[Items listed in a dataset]

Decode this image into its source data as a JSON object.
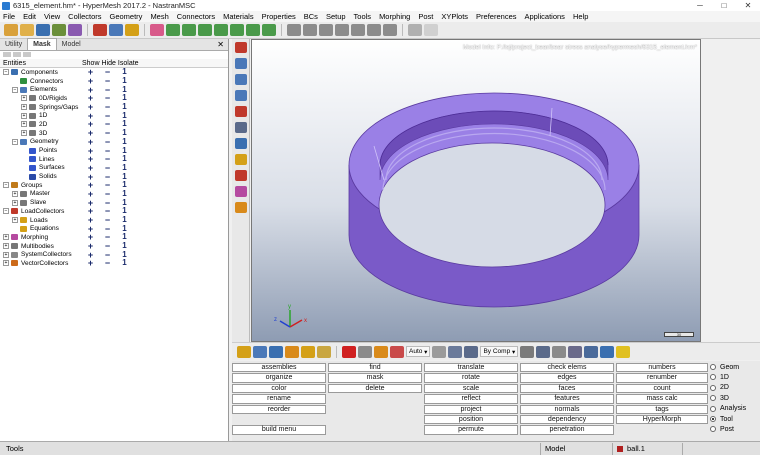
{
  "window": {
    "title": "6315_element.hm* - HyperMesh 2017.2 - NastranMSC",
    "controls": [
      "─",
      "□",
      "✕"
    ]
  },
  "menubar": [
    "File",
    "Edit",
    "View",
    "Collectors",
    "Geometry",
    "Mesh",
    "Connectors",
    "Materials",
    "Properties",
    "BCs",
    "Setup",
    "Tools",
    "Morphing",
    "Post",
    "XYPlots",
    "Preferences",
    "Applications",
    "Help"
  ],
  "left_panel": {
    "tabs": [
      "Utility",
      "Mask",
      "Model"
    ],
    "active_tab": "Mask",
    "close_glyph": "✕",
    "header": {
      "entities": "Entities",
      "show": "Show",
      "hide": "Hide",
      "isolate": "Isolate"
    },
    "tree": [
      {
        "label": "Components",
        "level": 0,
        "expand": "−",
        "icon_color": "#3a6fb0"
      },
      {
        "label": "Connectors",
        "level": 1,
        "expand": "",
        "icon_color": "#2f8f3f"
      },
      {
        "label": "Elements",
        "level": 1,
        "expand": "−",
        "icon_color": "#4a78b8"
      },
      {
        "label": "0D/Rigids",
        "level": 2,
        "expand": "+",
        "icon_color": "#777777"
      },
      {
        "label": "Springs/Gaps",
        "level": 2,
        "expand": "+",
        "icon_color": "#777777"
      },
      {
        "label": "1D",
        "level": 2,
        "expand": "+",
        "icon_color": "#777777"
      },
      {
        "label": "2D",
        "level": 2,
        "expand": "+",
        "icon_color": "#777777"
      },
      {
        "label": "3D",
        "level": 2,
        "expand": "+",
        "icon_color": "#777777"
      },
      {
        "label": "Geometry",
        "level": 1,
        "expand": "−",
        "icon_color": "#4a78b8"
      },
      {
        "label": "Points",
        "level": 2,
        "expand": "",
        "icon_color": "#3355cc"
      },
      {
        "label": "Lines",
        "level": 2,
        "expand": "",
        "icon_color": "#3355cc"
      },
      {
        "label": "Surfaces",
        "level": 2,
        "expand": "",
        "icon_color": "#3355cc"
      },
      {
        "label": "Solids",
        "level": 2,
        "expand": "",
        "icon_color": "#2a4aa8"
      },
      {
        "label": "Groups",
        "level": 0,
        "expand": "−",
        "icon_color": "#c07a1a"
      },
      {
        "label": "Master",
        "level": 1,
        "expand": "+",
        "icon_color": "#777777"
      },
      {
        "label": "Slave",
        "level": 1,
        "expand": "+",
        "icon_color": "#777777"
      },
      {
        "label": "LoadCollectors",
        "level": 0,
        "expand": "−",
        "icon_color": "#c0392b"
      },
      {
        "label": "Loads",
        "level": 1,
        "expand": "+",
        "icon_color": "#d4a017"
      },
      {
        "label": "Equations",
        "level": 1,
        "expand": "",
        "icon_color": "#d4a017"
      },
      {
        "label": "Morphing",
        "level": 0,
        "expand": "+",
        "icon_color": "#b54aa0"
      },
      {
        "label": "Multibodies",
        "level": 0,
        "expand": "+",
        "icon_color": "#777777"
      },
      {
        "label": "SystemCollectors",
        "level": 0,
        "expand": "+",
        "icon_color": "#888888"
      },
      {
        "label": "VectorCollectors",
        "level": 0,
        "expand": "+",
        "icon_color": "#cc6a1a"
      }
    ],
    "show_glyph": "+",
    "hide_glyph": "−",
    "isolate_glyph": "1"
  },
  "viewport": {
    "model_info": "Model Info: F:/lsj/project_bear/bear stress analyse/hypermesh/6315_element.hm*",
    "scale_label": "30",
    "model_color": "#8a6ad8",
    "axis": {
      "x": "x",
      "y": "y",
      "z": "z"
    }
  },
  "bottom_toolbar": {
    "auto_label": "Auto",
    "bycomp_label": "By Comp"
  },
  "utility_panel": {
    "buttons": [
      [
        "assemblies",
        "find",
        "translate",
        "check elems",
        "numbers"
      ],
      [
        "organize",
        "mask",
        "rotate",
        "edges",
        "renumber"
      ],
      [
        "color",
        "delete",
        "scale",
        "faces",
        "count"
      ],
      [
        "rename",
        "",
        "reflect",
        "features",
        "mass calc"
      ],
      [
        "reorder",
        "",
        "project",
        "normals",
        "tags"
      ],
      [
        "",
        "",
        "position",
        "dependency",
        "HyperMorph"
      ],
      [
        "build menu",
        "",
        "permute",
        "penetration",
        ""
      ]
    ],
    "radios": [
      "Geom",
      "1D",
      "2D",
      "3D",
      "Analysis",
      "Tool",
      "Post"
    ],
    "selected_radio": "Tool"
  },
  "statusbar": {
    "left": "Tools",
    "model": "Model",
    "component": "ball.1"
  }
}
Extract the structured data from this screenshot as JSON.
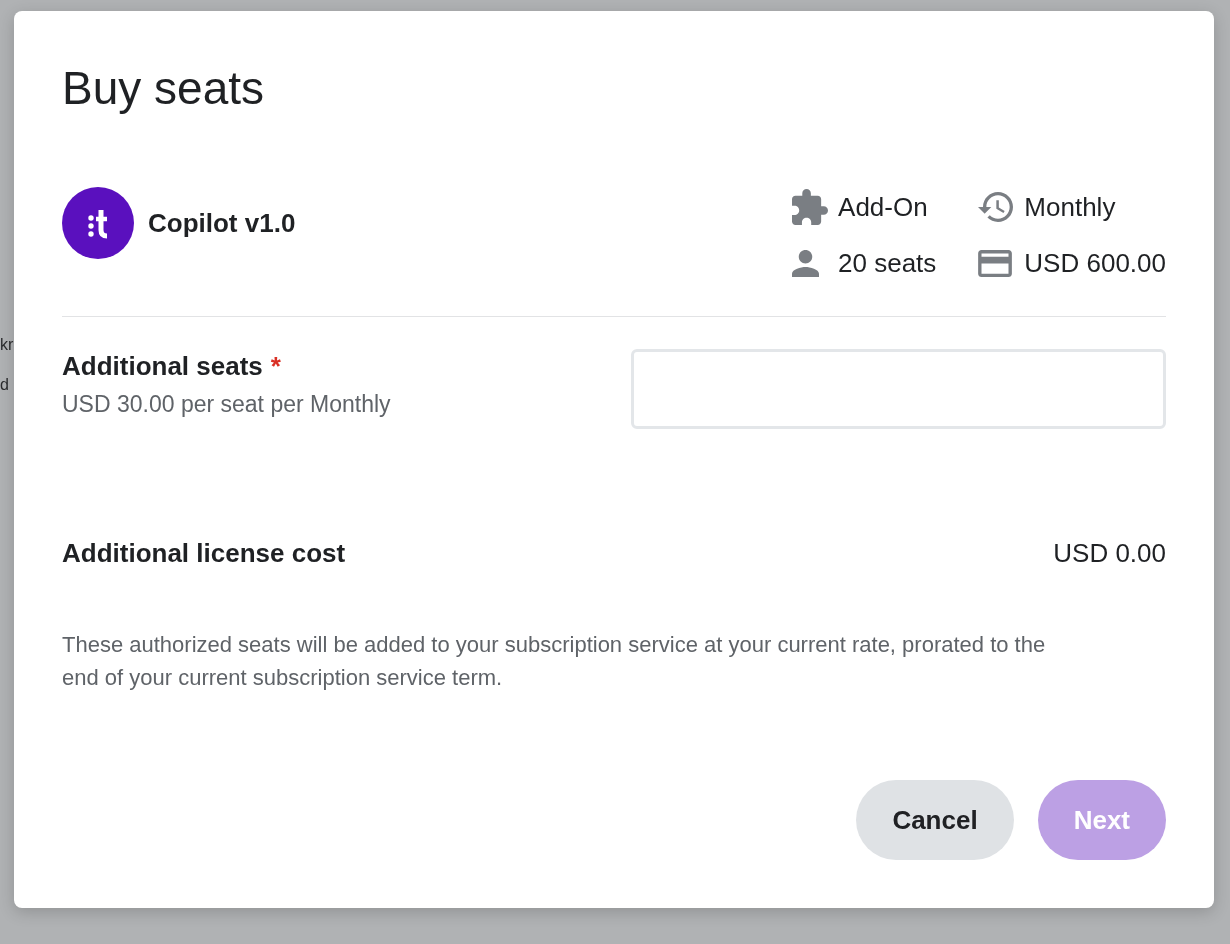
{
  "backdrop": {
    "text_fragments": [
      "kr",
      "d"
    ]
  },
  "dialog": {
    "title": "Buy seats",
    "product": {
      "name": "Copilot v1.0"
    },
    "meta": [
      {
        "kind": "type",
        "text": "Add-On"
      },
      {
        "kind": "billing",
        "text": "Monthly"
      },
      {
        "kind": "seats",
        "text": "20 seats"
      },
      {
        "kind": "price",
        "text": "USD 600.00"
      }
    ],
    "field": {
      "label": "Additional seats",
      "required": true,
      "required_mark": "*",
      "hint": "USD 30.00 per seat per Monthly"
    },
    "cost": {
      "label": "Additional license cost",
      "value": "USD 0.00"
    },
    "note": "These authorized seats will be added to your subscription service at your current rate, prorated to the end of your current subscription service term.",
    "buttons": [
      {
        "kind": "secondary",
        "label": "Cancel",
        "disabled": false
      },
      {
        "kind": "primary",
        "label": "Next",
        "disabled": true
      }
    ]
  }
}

#### Prompt:
Do not include images; quote all of the entries above exactly.

#### Answer to the task:
Decode this image into its source data as a JSON object.
{
  "window": {
    "title": "6315_element.hm* - HyperMesh 2017.2 - NastranMSC",
    "controls": [
      "─",
      "□",
      "✕"
    ]
  },
  "menubar": [
    "File",
    "Edit",
    "View",
    "Collectors",
    "Geometry",
    "Mesh",
    "Connectors",
    "Materials",
    "Properties",
    "BCs",
    "Setup",
    "Tools",
    "Morphing",
    "Post",
    "XYPlots",
    "Preferences",
    "Applications",
    "Help"
  ],
  "left_panel": {
    "tabs": [
      "Utility",
      "Mask",
      "Model"
    ],
    "active_tab": "Mask",
    "close_glyph": "✕",
    "header": {
      "entities": "Entities",
      "show": "Show",
      "hide": "Hide",
      "isolate": "Isolate"
    },
    "tree": [
      {
        "label": "Components",
        "level": 0,
        "expand": "−",
        "icon_color": "#3a6fb0"
      },
      {
        "label": "Connectors",
        "level": 1,
        "expand": "",
        "icon_color": "#2f8f3f"
      },
      {
        "label": "Elements",
        "level": 1,
        "expand": "−",
        "icon_color": "#4a78b8"
      },
      {
        "label": "0D/Rigids",
        "level": 2,
        "expand": "+",
        "icon_color": "#777777"
      },
      {
        "label": "Springs/Gaps",
        "level": 2,
        "expand": "+",
        "icon_color": "#777777"
      },
      {
        "label": "1D",
        "level": 2,
        "expand": "+",
        "icon_color": "#777777"
      },
      {
        "label": "2D",
        "level": 2,
        "expand": "+",
        "icon_color": "#777777"
      },
      {
        "label": "3D",
        "level": 2,
        "expand": "+",
        "icon_color": "#777777"
      },
      {
        "label": "Geometry",
        "level": 1,
        "expand": "−",
        "icon_color": "#4a78b8"
      },
      {
        "label": "Points",
        "level": 2,
        "expand": "",
        "icon_color": "#3355cc"
      },
      {
        "label": "Lines",
        "level": 2,
        "expand": "",
        "icon_color": "#3355cc"
      },
      {
        "label": "Surfaces",
        "level": 2,
        "expand": "",
        "icon_color": "#3355cc"
      },
      {
        "label": "Solids",
        "level": 2,
        "expand": "",
        "icon_color": "#2a4aa8"
      },
      {
        "label": "Groups",
        "level": 0,
        "expand": "−",
        "icon_color": "#c07a1a"
      },
      {
        "label": "Master",
        "level": 1,
        "expand": "+",
        "icon_color": "#777777"
      },
      {
        "label": "Slave",
        "level": 1,
        "expand": "+",
        "icon_color": "#777777"
      },
      {
        "label": "LoadCollectors",
        "level": 0,
        "expand": "−",
        "icon_color": "#c0392b"
      },
      {
        "label": "Loads",
        "level": 1,
        "expand": "+",
        "icon_color": "#d4a017"
      },
      {
        "label": "Equations",
        "level": 1,
        "expand": "",
        "icon_color": "#d4a017"
      },
      {
        "label": "Morphing",
        "level": 0,
        "expand": "+",
        "icon_color": "#b54aa0"
      },
      {
        "label": "Multibodies",
        "level": 0,
        "expand": "+",
        "icon_color": "#777777"
      },
      {
        "label": "SystemCollectors",
        "level": 0,
        "expand": "+",
        "icon_color": "#888888"
      },
      {
        "label": "VectorCollectors",
        "level": 0,
        "expand": "+",
        "icon_color": "#cc6a1a"
      }
    ],
    "show_glyph": "+",
    "hide_glyph": "−",
    "isolate_glyph": "1"
  },
  "viewport": {
    "model_info": "Model Info: F:/lsj/project_bear/bear stress analyse/hypermesh/6315_element.hm*",
    "scale_label": "30",
    "model_color": "#8a6ad8",
    "axis": {
      "x": "x",
      "y": "y",
      "z": "z"
    }
  },
  "bottom_toolbar": {
    "auto_label": "Auto",
    "bycomp_label": "By Comp"
  },
  "utility_panel": {
    "buttons": [
      [
        "assemblies",
        "find",
        "translate",
        "check elems",
        "numbers"
      ],
      [
        "organize",
        "mask",
        "rotate",
        "edges",
        "renumber"
      ],
      [
        "color",
        "delete",
        "scale",
        "faces",
        "count"
      ],
      [
        "rename",
        "",
        "reflect",
        "features",
        "mass calc"
      ],
      [
        "reorder",
        "",
        "project",
        "normals",
        "tags"
      ],
      [
        "",
        "",
        "position",
        "dependency",
        "HyperMorph"
      ],
      [
        "build menu",
        "",
        "permute",
        "penetration",
        ""
      ]
    ],
    "radios": [
      "Geom",
      "1D",
      "2D",
      "3D",
      "Analysis",
      "Tool",
      "Post"
    ],
    "selected_radio": "Tool"
  },
  "statusbar": {
    "left": "Tools",
    "model": "Model",
    "component": "ball.1"
  }
}
Extract the structured data from this screenshot as JSON.
{
  "backdrop": {
    "text_fragments": [
      "kr",
      "d"
    ]
  },
  "dialog": {
    "title": "Buy seats",
    "product": {
      "name": "Copilot v1.0"
    },
    "meta": [
      {
        "kind": "type",
        "text": "Add-On"
      },
      {
        "kind": "billing",
        "text": "Monthly"
      },
      {
        "kind": "seats",
        "text": "20 seats"
      },
      {
        "kind": "price",
        "text": "USD 600.00"
      }
    ],
    "field": {
      "label": "Additional seats",
      "required": true,
      "required_mark": "*",
      "hint": "USD 30.00 per seat per Monthly"
    },
    "cost": {
      "label": "Additional license cost",
      "value": "USD 0.00"
    },
    "note": "These authorized seats will be added to your subscription service at your current rate, prorated to the end of your current subscription service term.",
    "buttons": [
      {
        "kind": "secondary",
        "label": "Cancel",
        "disabled": false
      },
      {
        "kind": "primary",
        "label": "Next",
        "disabled": true
      }
    ]
  }
}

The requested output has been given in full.